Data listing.
.....

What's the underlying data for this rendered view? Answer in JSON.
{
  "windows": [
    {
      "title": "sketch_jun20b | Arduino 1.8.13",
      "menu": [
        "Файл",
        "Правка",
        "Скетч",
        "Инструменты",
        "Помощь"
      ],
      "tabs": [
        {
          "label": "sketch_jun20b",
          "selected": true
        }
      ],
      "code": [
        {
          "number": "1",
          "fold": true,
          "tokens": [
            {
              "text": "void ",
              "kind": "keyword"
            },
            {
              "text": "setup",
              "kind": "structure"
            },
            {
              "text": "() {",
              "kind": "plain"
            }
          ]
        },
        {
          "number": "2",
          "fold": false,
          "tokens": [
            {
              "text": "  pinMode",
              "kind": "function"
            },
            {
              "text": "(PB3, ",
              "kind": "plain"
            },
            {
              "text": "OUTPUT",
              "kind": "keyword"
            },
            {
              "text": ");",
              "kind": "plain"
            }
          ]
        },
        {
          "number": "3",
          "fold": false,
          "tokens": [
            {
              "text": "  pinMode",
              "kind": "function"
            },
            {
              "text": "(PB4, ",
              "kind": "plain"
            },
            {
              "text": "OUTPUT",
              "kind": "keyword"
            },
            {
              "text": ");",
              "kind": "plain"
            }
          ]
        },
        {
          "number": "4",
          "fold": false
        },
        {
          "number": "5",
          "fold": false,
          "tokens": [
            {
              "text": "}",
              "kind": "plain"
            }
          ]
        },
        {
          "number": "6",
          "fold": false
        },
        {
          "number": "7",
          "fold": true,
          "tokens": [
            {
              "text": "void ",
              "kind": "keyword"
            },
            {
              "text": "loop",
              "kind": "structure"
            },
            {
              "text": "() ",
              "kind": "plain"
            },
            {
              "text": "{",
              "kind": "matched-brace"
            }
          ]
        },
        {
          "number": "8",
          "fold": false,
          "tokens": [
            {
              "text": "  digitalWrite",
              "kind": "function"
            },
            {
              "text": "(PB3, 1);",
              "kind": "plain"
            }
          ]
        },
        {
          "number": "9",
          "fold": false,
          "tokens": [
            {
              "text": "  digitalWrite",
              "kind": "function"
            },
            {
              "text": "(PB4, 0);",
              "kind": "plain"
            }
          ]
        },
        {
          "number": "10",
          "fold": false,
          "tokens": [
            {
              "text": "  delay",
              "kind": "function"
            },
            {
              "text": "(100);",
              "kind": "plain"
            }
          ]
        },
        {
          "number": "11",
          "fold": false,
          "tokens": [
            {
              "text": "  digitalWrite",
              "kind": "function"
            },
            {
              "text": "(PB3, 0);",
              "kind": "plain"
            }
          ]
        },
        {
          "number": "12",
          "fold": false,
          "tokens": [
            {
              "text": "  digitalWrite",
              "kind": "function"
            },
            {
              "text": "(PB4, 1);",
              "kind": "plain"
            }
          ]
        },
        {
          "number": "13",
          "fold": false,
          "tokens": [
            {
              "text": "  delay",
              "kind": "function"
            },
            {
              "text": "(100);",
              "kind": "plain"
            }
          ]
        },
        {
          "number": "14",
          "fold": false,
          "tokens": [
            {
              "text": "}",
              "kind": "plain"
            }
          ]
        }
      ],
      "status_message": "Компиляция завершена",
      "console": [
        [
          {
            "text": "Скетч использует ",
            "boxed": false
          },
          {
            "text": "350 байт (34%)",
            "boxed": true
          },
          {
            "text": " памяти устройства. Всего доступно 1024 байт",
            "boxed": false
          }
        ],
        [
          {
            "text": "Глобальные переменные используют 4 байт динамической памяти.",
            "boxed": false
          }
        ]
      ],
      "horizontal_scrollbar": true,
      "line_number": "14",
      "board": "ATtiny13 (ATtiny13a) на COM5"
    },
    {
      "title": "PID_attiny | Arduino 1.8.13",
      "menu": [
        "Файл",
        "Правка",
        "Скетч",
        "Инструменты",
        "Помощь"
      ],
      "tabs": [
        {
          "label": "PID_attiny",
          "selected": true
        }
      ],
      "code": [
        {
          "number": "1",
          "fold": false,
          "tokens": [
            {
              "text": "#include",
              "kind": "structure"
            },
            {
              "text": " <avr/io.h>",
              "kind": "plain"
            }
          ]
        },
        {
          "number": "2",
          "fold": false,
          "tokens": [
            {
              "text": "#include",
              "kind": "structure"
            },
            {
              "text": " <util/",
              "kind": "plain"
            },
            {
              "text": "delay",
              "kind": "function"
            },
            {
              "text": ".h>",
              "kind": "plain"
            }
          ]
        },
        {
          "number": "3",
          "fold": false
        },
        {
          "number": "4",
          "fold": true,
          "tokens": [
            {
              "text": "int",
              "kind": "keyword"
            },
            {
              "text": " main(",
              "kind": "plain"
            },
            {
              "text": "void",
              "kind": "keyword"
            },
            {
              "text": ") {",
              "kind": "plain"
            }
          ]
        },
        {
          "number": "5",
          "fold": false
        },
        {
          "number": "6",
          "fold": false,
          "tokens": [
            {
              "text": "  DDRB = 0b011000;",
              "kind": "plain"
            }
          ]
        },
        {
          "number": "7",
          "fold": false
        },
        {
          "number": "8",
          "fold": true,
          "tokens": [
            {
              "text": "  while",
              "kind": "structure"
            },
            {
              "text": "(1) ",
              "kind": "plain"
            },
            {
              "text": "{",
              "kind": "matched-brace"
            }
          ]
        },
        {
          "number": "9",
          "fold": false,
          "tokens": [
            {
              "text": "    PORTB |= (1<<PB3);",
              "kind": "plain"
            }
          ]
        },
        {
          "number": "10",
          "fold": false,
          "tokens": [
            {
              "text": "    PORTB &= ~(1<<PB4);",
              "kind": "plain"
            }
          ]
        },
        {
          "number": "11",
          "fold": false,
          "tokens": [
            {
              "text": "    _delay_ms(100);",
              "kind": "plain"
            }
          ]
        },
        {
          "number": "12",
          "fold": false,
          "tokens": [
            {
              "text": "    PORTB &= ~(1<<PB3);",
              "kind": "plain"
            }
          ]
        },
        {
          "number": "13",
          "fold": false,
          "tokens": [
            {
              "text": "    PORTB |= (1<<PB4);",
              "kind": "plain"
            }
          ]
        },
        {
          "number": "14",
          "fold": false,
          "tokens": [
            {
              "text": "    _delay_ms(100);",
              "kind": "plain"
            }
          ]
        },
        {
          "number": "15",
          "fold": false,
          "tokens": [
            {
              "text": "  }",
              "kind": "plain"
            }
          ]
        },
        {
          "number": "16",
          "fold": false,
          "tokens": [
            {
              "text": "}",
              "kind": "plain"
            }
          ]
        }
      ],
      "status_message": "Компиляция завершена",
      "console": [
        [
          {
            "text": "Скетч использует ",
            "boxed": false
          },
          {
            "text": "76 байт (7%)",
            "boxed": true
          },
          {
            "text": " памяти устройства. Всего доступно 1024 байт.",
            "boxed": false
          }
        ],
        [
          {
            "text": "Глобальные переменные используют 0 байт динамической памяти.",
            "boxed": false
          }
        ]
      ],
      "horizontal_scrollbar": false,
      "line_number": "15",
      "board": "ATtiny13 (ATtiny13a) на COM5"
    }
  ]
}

.....

WRITTEN REQUEST.
Pull out all lines containing the word "памяти" from the entries above.

WRITTEN ANSWER.
            "text": " памяти устройства. Всего доступно 1024 байт",
            "text": "Глобальные переменные используют 4 байт динамической памяти.",
            "text": " памяти устройства. Всего доступно 1024 байт.",
            "text": "Глобальные переменные используют 0 байт динамической памяти.",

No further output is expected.